Stated task 1.
Copy the rows from the one containing "enumerate the UI" through the one containing "- heatmap-cell: [402, 473, 439, 488]", with both of those rows included.

Given text.
_ _ _ _ _

First, I see myself as a liberal city-dweller, different from these cowboys and gals in many ways. And then, I see how we are no different… we all enjoy the food, the water in the hot springs, good company, we all have hopes and fears, dreams and nightmares, we all take care of those within our circle of concern, we all do the best we can, we all try to live up to certain ideals and follow certain guidelines in our lives.

The essentials, the shared human qualities, are all the same. At most, it is only the superficial strategies that are slightly different, but even here not so much.

And in falling into this, and the sense of no separation, there is a slight sense of discomfort, of disorientation, since the old habitual identity has temporarily fallen away or far into the background of attention.

Dream: village elder

Saturday, June 9th, 2007

I am in a Native American village, and have a close relationship with the village elder who is about to die. He has deep wisdom, compassion and humanity, and is also very familiar with the spiritual realms and Ground. He chooses me and another young man to take care of his body and perform the rites after he dies, which involves removing the skull and treating the remaining skin of the head in a particular way. This is also a test of seeing what is clearly, without overlay of stories and attachments to them. There is a sense of deep belonging, humanity, compassion, wisdom, earthiness and familiarity with the spiritual realms throughout the dream, and in my human self’s relationship with the village.

This dream shares many elements with the previous dream, where I led a village in the Middle East (Kurdish village in Iran?). This time, the village elder and I share a very close relationship, and I am chosen to take care of his body, perform the rites, and then set up to continue his role in the village, possibly with the other man.

The way we take care of his body brings up some beliefs in stories in me and a discomfort with dealing with the bodily remains in such a matter-of-fact way, yet there is also a clear seeing in the midst of it.

The wide embrace, wisdom, compassion, earthiness, familiarity with the spiritual realms and Ground, are all very similar to the previous middle-eastern dream, as is the theme of leadership and of taking over after the village elder who is either incapacitated or died.

I view Native Americans and Sufis as groups that are more likely to embody this earthy spirituality - which includes all three centers and individuality & community, so it is no wonder they both show up in my dreams on these themes.

The dance dream a few days ago also shared these same qualities of earthy spirituality and individuality & community, although then without the leadership theme…. Earthy spirituality, individuality & community, then leadership forgetting about the real leader, then leadership being passed on in a more conscious way.

Dream: village leader

Thursday, June 7th, 2007

I am in a middle-eastern village and have the role of a leader - coordinating community projects and much more. The village is rustic and has an earthy quality. After a while, I remember that the real leader of the village is still alive, although he is very old and is being taken care of at another location. He is not capable to lead the village, so I have taken the role. There is an uneasiness about having forgotten about him.

The village has an earthy spiritual quality which I associate with Sufism. In the dream there was a parade of projects and situations that I coordinated and led in a way that seemed natural and relatively effortless. There was a sense of natural strength and receptivity combined with authority.

At some point, I realize or remember that I am not the official leader of the village.

_ _ _ _ _

Stated task 2.
In the dream journal text, which tradition does the earthy spiritual quality of the middle-eastern village bring to mind?

Data.

_ _ _ _ _

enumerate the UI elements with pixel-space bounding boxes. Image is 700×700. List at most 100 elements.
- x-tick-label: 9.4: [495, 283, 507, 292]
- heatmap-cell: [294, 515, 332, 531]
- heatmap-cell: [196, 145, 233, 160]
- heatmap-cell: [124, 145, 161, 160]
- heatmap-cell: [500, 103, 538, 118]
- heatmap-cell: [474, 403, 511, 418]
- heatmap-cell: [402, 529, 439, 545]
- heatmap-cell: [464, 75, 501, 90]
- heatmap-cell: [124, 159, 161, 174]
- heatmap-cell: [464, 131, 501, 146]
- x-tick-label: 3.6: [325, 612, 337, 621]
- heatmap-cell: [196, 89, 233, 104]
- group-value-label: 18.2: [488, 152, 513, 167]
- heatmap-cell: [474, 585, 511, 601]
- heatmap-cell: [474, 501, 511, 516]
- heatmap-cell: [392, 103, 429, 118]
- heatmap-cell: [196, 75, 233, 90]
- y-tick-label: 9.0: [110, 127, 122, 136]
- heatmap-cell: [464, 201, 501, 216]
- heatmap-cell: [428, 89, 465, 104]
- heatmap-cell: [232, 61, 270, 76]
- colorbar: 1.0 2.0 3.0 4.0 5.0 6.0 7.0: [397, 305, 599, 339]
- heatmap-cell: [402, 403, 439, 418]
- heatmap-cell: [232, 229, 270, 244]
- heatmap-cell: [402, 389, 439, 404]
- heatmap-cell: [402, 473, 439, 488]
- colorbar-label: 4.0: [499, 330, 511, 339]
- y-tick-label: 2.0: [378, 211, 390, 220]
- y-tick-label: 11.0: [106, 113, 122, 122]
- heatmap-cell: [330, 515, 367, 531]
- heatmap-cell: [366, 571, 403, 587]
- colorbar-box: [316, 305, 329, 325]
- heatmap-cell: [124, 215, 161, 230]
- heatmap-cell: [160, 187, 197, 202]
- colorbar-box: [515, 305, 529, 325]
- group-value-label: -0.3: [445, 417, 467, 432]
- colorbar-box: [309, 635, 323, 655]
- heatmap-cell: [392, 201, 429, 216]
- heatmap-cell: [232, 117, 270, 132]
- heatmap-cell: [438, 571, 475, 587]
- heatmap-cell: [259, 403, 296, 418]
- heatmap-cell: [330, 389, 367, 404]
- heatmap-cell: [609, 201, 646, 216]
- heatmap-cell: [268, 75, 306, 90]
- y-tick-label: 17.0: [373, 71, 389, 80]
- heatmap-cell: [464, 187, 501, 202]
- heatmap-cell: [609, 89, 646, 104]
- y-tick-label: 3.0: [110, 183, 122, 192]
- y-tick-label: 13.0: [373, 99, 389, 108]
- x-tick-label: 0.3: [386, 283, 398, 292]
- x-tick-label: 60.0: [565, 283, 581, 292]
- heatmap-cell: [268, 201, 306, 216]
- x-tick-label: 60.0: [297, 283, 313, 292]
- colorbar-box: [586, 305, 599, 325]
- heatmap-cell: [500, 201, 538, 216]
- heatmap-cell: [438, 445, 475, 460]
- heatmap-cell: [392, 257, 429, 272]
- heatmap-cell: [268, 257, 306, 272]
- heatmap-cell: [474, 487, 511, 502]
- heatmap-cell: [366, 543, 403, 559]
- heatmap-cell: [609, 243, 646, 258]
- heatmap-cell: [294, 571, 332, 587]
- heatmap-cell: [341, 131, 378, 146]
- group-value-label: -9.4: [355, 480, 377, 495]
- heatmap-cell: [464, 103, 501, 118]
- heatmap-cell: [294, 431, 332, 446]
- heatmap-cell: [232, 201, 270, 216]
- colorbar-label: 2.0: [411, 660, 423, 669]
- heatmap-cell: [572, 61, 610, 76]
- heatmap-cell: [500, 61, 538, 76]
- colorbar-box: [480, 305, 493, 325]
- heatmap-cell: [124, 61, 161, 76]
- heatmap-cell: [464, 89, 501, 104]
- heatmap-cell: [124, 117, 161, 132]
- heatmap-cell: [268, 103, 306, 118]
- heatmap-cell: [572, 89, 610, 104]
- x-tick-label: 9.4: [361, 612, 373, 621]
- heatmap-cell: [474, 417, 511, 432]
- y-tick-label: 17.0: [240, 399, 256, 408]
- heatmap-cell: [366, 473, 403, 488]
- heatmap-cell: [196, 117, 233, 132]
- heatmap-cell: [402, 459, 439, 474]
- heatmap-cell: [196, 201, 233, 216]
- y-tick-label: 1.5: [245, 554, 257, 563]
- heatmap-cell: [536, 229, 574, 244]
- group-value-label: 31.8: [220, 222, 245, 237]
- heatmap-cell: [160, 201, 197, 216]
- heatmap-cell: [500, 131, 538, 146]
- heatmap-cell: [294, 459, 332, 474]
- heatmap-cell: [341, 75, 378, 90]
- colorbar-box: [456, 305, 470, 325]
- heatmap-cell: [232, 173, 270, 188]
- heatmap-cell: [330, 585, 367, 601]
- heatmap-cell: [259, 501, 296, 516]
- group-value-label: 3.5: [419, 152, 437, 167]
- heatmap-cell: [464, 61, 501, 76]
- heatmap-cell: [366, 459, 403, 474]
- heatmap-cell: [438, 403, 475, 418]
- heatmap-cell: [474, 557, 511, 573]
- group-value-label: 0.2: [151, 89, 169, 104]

_ _ _ _ _

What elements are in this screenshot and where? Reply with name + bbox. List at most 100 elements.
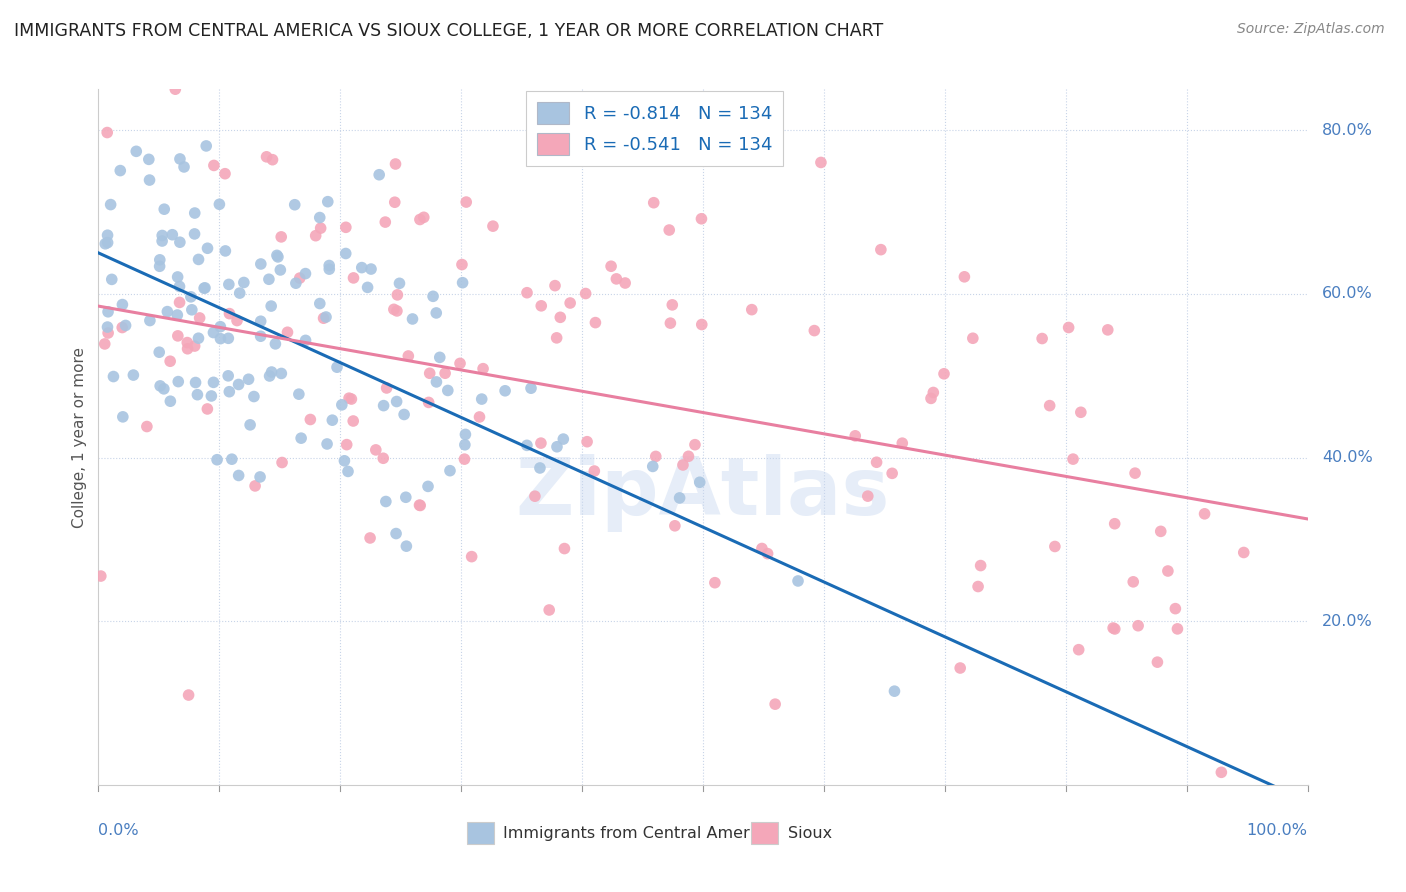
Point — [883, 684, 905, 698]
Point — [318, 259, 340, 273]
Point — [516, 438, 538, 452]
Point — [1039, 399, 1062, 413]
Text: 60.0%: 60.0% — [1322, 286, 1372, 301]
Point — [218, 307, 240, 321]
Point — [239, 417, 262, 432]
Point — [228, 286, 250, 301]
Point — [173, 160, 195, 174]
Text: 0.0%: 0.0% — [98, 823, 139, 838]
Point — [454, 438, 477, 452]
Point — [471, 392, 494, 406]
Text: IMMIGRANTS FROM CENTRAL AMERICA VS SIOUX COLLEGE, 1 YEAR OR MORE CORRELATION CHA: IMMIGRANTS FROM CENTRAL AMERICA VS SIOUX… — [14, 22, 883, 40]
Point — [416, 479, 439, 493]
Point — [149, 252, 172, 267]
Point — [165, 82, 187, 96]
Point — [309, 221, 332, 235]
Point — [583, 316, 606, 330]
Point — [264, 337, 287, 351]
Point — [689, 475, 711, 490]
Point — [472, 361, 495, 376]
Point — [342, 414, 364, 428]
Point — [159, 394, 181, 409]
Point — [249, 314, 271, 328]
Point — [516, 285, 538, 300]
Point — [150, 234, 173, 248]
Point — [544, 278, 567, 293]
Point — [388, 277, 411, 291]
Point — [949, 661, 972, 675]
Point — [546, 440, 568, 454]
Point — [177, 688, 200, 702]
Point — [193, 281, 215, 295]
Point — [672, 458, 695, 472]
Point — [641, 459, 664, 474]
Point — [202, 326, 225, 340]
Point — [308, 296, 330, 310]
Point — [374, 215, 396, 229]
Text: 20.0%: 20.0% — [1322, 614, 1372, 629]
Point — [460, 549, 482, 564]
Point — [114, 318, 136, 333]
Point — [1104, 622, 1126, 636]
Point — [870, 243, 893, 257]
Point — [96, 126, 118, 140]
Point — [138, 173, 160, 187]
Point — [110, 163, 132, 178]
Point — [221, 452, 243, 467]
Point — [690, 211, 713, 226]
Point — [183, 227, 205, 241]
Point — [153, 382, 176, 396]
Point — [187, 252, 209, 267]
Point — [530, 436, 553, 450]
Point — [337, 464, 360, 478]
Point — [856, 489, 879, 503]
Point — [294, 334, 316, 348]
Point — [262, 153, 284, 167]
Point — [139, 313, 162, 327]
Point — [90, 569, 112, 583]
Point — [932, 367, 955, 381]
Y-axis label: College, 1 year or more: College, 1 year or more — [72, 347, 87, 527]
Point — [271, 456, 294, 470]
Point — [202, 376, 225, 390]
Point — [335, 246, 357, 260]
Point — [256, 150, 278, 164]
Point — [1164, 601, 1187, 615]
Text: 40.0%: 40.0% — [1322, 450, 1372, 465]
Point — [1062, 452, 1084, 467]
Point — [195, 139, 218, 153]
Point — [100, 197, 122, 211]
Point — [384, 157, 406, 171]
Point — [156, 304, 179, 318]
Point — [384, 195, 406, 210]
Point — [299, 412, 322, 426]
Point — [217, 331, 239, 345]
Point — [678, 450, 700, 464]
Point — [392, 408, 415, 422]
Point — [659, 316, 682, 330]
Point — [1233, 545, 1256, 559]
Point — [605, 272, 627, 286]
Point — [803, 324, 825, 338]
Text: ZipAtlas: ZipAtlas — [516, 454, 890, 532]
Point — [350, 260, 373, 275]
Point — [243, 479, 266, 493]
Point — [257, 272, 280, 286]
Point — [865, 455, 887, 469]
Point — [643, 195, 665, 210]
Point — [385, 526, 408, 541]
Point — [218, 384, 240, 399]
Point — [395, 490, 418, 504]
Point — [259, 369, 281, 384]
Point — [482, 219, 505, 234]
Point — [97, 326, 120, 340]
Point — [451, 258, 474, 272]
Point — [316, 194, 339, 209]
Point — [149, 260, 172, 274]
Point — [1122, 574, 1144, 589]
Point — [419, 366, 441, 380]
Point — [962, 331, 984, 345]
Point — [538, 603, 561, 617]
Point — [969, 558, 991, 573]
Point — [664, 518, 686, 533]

_ _ _ _ _

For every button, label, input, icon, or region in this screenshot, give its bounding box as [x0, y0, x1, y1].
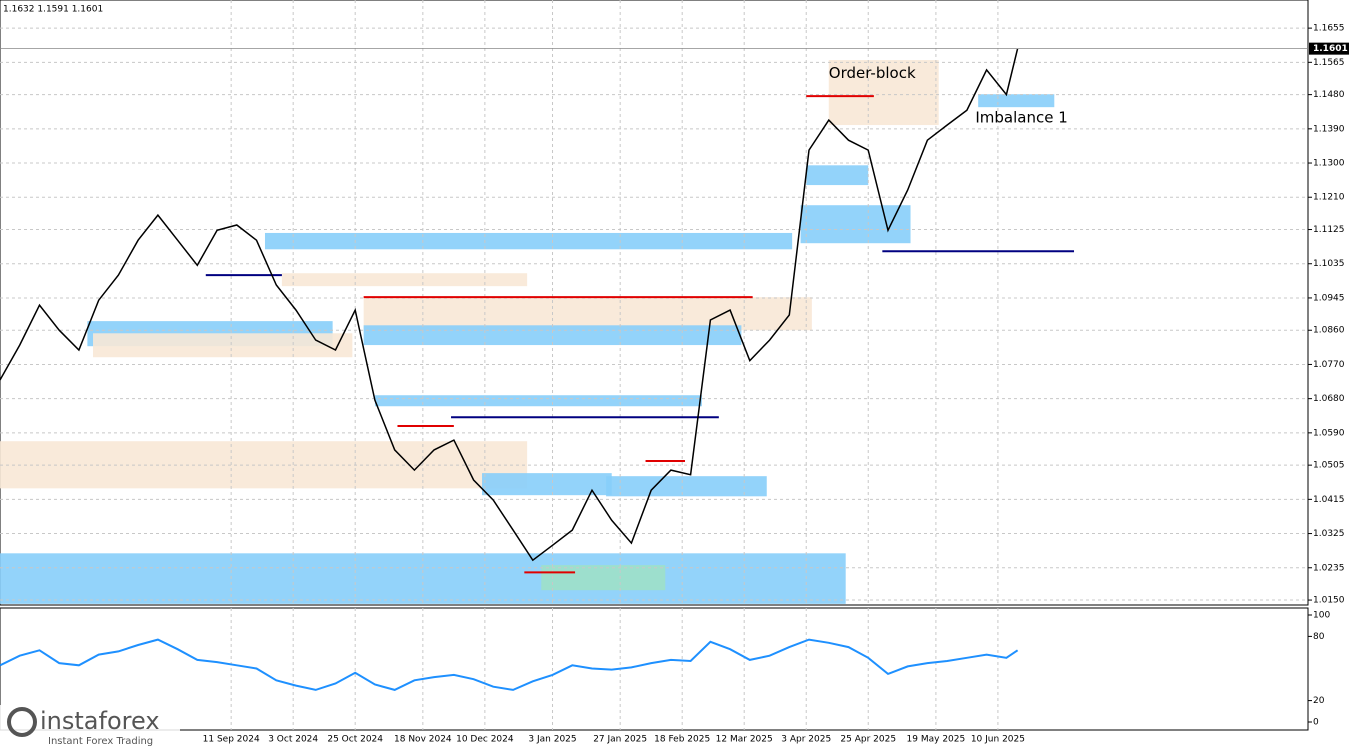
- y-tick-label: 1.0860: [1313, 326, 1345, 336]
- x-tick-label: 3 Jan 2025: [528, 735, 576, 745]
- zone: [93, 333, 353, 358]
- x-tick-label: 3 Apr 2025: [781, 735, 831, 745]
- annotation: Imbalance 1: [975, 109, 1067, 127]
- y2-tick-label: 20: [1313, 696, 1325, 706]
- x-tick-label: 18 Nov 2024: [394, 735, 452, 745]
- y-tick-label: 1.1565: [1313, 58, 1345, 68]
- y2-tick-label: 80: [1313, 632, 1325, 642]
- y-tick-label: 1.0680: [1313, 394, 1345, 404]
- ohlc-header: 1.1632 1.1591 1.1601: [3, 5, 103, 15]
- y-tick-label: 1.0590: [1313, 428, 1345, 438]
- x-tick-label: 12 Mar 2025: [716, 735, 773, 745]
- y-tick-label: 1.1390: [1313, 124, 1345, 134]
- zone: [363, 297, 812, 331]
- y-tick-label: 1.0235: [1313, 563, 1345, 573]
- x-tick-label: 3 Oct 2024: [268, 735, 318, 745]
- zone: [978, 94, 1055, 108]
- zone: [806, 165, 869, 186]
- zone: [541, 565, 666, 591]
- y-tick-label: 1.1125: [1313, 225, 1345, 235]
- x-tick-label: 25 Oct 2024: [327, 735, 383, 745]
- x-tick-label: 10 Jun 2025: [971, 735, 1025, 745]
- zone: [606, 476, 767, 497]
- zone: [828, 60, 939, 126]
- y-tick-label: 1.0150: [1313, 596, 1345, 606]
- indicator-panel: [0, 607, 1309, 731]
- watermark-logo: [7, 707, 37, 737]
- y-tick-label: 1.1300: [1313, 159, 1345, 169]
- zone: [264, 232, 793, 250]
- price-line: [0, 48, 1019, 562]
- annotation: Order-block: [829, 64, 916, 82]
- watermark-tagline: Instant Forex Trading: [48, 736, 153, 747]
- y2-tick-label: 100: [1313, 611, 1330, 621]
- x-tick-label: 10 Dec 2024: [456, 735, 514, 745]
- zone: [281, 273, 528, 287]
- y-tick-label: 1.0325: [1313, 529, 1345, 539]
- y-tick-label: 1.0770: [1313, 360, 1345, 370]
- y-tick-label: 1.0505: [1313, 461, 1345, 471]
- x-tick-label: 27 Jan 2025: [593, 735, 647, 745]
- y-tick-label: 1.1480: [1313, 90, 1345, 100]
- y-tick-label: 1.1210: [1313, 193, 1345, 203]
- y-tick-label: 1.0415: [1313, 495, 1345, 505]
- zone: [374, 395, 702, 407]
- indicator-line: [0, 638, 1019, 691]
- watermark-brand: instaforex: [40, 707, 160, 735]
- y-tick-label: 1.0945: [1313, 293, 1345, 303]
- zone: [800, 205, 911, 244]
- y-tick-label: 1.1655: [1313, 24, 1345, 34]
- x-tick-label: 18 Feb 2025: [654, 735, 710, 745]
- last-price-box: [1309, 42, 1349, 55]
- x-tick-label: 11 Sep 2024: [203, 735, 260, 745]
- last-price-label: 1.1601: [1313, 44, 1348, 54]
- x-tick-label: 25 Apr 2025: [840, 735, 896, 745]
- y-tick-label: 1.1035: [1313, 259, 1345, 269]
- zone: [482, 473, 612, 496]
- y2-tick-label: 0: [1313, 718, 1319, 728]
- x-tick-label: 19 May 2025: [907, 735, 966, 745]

_ _ _ _ _

Written reply 1.
enumerate the UI elements with pixel-space bounding boxes. Image is 700×700. List at most 100 elements.
- x-tick-label: 9.4: [495, 283, 507, 292]
- heatmap-cell: [294, 515, 332, 531]
- heatmap-cell: [196, 145, 233, 160]
- heatmap-cell: [124, 145, 161, 160]
- heatmap-cell: [500, 103, 538, 118]
- heatmap-cell: [474, 403, 511, 418]
- heatmap-cell: [402, 529, 439, 545]
- heatmap-cell: [464, 75, 501, 90]
- heatmap-cell: [124, 159, 161, 174]
- heatmap-cell: [464, 131, 501, 146]
- x-tick-label: 3.6: [325, 612, 337, 621]
- heatmap-cell: [196, 89, 233, 104]
- group-value-label: 18.2: [488, 152, 513, 167]
- heatmap-cell: [474, 585, 511, 601]
- heatmap-cell: [474, 501, 511, 516]
- heatmap-cell: [392, 103, 429, 118]
- heatmap-cell: [196, 75, 233, 90]
- y-tick-label: 9.0: [110, 127, 122, 136]
- heatmap-cell: [464, 201, 501, 216]
- heatmap-cell: [428, 89, 465, 104]
- heatmap-cell: [232, 61, 270, 76]
- colorbar: 1.0 2.0 3.0 4.0 5.0 6.0 7.0: [397, 305, 599, 339]
- heatmap-cell: [402, 403, 439, 418]
- heatmap-cell: [232, 229, 270, 244]
- heatmap-cell: [402, 389, 439, 404]
- heatmap-cell: [402, 473, 439, 488]

Written reply 2.
Sufism.